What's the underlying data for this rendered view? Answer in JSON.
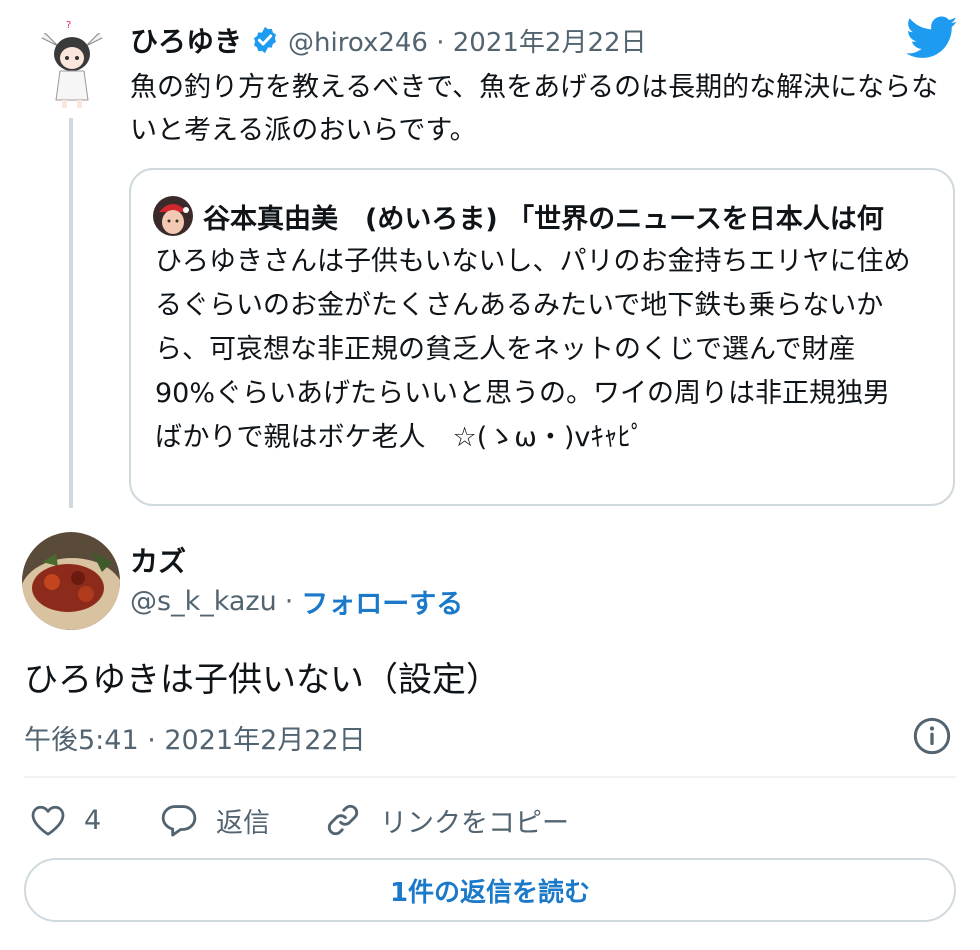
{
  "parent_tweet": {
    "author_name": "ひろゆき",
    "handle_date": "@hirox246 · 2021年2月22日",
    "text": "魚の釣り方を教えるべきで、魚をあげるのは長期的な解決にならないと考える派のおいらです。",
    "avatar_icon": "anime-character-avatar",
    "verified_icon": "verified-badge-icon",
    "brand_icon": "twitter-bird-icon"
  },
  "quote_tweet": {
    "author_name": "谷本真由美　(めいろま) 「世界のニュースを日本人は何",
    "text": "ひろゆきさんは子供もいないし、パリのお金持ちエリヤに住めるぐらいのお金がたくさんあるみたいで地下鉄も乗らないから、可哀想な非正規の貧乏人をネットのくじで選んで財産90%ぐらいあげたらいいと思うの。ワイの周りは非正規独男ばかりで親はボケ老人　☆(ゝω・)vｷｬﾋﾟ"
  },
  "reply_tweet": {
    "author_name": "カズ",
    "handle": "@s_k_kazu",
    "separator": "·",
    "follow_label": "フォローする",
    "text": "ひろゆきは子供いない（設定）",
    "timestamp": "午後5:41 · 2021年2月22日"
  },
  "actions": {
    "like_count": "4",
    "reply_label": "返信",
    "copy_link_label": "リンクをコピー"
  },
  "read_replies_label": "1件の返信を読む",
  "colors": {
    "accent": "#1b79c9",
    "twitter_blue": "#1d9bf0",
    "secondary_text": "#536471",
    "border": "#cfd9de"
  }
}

■ ■ ■ ■

- _GIVEN EXERCISE_
Copy out each line exactly, without the pictures.

- _TASK ANSWER_
What's the underlying data for this rendered view? Answer in JSON.
{
  "parent_tweet": {
    "author_name": "ひろゆき",
    "handle_date": "@hirox246 · 2021年2月22日",
    "text": "魚の釣り方を教えるべきで、魚をあげるのは長期的な解決にならないと考える派のおいらです。",
    "avatar_icon": "anime-character-avatar",
    "verified_icon": "verified-badge-icon",
    "brand_icon": "twitter-bird-icon"
  },
  "quote_tweet": {
    "author_name": "谷本真由美　(めいろま) 「世界のニュースを日本人は何",
    "text": "ひろゆきさんは子供もいないし、パリのお金持ちエリヤに住めるぐらいのお金がたくさんあるみたいで地下鉄も乗らないから、可哀想な非正規の貧乏人をネットのくじで選んで財産90%ぐらいあげたらいいと思うの。ワイの周りは非正規独男ばかりで親はボケ老人　☆(ゝω・)vｷｬﾋﾟ"
  },
  "reply_tweet": {
    "author_name": "カズ",
    "handle": "@s_k_kazu",
    "separator": "·",
    "follow_label": "フォローする",
    "text": "ひろゆきは子供いない（設定）",
    "timestamp": "午後5:41 · 2021年2月22日"
  },
  "actions": {
    "like_count": "4",
    "reply_label": "返信",
    "copy_link_label": "リンクをコピー"
  },
  "read_replies_label": "1件の返信を読む",
  "colors": {
    "accent": "#1b79c9",
    "twitter_blue": "#1d9bf0",
    "secondary_text": "#536471",
    "border": "#cfd9de"
  }
}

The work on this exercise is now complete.